Data items
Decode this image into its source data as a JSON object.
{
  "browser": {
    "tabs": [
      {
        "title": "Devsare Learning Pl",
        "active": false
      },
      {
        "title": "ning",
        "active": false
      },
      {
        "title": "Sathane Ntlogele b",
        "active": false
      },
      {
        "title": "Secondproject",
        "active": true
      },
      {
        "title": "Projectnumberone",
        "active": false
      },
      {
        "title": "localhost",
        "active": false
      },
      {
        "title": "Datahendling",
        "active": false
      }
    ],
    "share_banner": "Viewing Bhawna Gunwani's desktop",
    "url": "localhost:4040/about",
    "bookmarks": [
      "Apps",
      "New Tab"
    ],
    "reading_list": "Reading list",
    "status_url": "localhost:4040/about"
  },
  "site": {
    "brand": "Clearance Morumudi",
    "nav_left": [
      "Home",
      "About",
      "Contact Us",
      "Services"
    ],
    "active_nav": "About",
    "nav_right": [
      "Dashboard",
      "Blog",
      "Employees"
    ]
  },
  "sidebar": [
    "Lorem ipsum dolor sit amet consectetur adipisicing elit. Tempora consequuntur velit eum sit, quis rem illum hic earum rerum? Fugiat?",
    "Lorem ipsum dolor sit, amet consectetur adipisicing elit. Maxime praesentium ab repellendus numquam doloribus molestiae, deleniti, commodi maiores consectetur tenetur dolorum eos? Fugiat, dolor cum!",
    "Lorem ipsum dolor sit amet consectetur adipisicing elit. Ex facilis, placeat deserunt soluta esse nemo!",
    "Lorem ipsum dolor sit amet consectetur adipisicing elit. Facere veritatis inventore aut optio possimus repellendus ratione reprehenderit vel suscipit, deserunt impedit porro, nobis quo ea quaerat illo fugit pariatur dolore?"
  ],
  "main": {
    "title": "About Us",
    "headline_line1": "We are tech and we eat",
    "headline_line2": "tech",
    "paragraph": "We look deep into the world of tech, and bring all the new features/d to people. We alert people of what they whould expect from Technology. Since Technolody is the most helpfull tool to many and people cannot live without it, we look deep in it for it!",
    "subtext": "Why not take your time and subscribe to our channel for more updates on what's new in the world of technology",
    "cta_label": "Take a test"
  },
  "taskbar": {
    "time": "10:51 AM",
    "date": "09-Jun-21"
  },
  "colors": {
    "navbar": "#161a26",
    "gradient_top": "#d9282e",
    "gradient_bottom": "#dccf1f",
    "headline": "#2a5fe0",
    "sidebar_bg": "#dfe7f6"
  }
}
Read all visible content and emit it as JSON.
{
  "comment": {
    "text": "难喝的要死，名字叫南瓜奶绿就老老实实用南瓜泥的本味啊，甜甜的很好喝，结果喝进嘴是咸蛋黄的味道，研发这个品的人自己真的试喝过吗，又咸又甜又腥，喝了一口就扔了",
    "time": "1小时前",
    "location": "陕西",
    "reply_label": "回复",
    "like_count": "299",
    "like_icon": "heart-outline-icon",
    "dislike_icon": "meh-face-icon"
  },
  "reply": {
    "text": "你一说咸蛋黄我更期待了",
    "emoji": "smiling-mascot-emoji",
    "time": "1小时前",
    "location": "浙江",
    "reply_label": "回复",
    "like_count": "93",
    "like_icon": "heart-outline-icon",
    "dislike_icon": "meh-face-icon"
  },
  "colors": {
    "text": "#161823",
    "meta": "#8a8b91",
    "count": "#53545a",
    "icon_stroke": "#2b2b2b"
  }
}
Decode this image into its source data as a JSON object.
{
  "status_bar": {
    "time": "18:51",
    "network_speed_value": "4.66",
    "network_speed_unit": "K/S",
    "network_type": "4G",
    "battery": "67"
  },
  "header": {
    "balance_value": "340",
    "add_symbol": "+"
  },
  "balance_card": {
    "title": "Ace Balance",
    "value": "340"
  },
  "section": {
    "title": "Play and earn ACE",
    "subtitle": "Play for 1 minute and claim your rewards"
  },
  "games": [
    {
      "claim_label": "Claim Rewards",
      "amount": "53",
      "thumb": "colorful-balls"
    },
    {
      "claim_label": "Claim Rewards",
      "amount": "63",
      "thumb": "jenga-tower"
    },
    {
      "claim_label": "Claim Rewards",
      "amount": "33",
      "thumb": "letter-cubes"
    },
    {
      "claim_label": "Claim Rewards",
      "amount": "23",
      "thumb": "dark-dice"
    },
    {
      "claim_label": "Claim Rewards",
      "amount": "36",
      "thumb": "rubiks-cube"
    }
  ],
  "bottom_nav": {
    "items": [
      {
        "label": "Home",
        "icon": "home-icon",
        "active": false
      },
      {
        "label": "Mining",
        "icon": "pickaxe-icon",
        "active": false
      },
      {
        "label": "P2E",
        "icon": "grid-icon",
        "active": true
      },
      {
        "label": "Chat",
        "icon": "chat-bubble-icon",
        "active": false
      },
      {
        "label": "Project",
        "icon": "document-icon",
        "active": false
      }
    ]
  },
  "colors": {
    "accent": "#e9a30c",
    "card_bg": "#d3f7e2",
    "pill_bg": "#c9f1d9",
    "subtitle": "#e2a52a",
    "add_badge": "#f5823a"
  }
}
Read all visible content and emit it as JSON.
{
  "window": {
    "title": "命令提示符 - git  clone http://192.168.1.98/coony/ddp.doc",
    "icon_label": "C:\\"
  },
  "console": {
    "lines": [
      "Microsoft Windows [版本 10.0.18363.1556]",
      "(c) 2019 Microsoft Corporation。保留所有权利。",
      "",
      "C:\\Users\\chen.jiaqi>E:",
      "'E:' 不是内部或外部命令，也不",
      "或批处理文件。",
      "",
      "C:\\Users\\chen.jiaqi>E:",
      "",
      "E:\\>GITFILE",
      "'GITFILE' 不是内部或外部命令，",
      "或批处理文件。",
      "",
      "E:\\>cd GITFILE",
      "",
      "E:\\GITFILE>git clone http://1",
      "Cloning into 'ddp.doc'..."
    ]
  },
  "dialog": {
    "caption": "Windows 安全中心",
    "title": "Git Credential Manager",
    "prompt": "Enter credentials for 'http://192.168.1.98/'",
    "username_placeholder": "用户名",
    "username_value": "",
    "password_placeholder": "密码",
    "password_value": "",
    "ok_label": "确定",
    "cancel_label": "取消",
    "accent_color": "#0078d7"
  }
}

WRITTEN REQUEST » Reproduce the data, keeping every line exactly the same.

RESULT »
Decode this image into its source data as a JSON object.
{
  "browser": {
    "tabs": [
      {
        "title": "Devsare Learning Pl",
        "active": false
      },
      {
        "title": "ning",
        "active": false
      },
      {
        "title": "Sathane Ntlogele b",
        "active": false
      },
      {
        "title": "Secondproject",
        "active": true
      },
      {
        "title": "Projectnumberone",
        "active": false
      },
      {
        "title": "localhost",
        "active": false
      },
      {
        "title": "Datahendling",
        "active": false
      }
    ],
    "share_banner": "Viewing Bhawna Gunwani's desktop",
    "url": "localhost:4040/about",
    "bookmarks": [
      "Apps",
      "New Tab"
    ],
    "reading_list": "Reading list",
    "status_url": "localhost:4040/about"
  },
  "site": {
    "brand": "Clearance Morumudi",
    "nav_left": [
      "Home",
      "About",
      "Contact Us",
      "Services"
    ],
    "active_nav": "About",
    "nav_right": [
      "Dashboard",
      "Blog",
      "Employees"
    ]
  },
  "sidebar": [
    "Lorem ipsum dolor sit amet consectetur adipisicing elit. Tempora consequuntur velit eum sit, quis rem illum hic earum rerum? Fugiat?",
    "Lorem ipsum dolor sit, amet consectetur adipisicing elit. Maxime praesentium ab repellendus numquam doloribus molestiae, deleniti, commodi maiores consectetur tenetur dolorum eos? Fugiat, dolor cum!",
    "Lorem ipsum dolor sit amet consectetur adipisicing elit. Ex facilis, placeat deserunt soluta esse nemo!",
    "Lorem ipsum dolor sit amet consectetur adipisicing elit. Facere veritatis inventore aut optio possimus repellendus ratione reprehenderit vel suscipit, deserunt impedit porro, nobis quo ea quaerat illo fugit pariatur dolore?"
  ],
  "main": {
    "title": "About Us",
    "headline_line1": "We are tech and we eat",
    "headline_line2": "tech",
    "paragraph": "We look deep into the world of tech, and bring all the new features/d to people. We alert people of what they whould expect from Technology. Since Technolody is the most helpfull tool to many and people cannot live without it, we look deep in it for it!",
    "subtext": "Why not take your time and subscribe to our channel for more updates on what's new in the world of technology",
    "cta_label": "Take a test"
  },
  "taskbar": {
    "time": "10:51 AM",
    "date": "09-Jun-21"
  },
  "colors": {
    "navbar": "#161a26",
    "gradient_top": "#d9282e",
    "gradient_bottom": "#dccf1f",
    "headline": "#2a5fe0",
    "sidebar_bg": "#dfe7f6"
  }
}
Read all visible content and emit it as JSON.
{
  "comment": {
    "text": "难喝的要死，名字叫南瓜奶绿就老老实实用南瓜泥的本味啊，甜甜的很好喝，结果喝进嘴是咸蛋黄的味道，研发这个品的人自己真的试喝过吗，又咸又甜又腥，喝了一口就扔了",
    "time": "1小时前",
    "location": "陕西",
    "reply_label": "回复",
    "like_count": "299",
    "like_icon": "heart-outline-icon",
    "dislike_icon": "meh-face-icon"
  },
  "reply": {
    "text": "你一说咸蛋黄我更期待了",
    "emoji": "smiling-mascot-emoji",
    "time": "1小时前",
    "location": "浙江",
    "reply_label": "回复",
    "like_count": "93",
    "like_icon": "heart-outline-icon",
    "dislike_icon": "meh-face-icon"
  },
  "colors": {
    "text": "#161823",
    "meta": "#8a8b91",
    "count": "#53545a",
    "icon_stroke": "#2b2b2b"
  }
}
Decode this image into its source data as a JSON object.
{
  "status_bar": {
    "time": "18:51",
    "network_speed_value": "4.66",
    "network_speed_unit": "K/S",
    "network_type": "4G",
    "battery": "67"
  },
  "header": {
    "balance_value": "340",
    "add_symbol": "+"
  },
  "balance_card": {
    "title": "Ace Balance",
    "value": "340"
  },
  "section": {
    "title": "Play and earn ACE",
    "subtitle": "Play for 1 minute and claim your rewards"
  },
  "games": [
    {
      "claim_label": "Claim Rewards",
      "amount": "53",
      "thumb": "colorful-balls"
    },
    {
      "claim_label": "Claim Rewards",
      "amount": "63",
      "thumb": "jenga-tower"
    },
    {
      "claim_label": "Claim Rewards",
      "amount": "33",
      "thumb": "letter-cubes"
    },
    {
      "claim_label": "Claim Rewards",
      "amount": "23",
      "thumb": "dark-dice"
    },
    {
      "claim_label": "Claim Rewards",
      "amount": "36",
      "thumb": "rubiks-cube"
    }
  ],
  "bottom_nav": {
    "items": [
      {
        "label": "Home",
        "icon": "home-icon",
        "active": false
      },
      {
        "label": "Mining",
        "icon": "pickaxe-icon",
        "active": false
      },
      {
        "label": "P2E",
        "icon": "grid-icon",
        "active": true
      },
      {
        "label": "Chat",
        "icon": "chat-bubble-icon",
        "active": false
      },
      {
        "label": "Project",
        "icon": "document-icon",
        "active": false
      }
    ]
  },
  "colors": {
    "accent": "#e9a30c",
    "card_bg": "#d3f7e2",
    "pill_bg": "#c9f1d9",
    "subtitle": "#e2a52a",
    "add_badge": "#f5823a"
  }
}
Read all visible content and emit it as JSON.
{
  "window": {
    "title": "命令提示符 - git  clone http://192.168.1.98/coony/ddp.doc",
    "icon_label": "C:\\"
  },
  "console": {
    "lines": [
      "Microsoft Windows [版本 10.0.18363.1556]",
      "(c) 2019 Microsoft Corporation。保留所有权利。",
      "",
      "C:\\Users\\chen.jiaqi>E:",
      "'E:' 不是内部或外部命令，也不",
      "或批处理文件。",
      "",
      "C:\\Users\\chen.jiaqi>E:",
      "",
      "E:\\>GITFILE",
      "'GITFILE' 不是内部或外部命令，",
      "或批处理文件。",
      "",
      "E:\\>cd GITFILE",
      "",
      "E:\\GITFILE>git clone http://1",
      "Cloning into 'ddp.doc'..."
    ]
  },
  "dialog": {
    "caption": "Windows 安全中心",
    "title": "Git Credential Manager",
    "prompt": "Enter credentials for 'http://192.168.1.98/'",
    "username_placeholder": "用户名",
    "username_value": "",
    "password_placeholder": "密码",
    "password_value": "",
    "ok_label": "确定",
    "cancel_label": "取消",
    "accent_color": "#0078d7"
  }
}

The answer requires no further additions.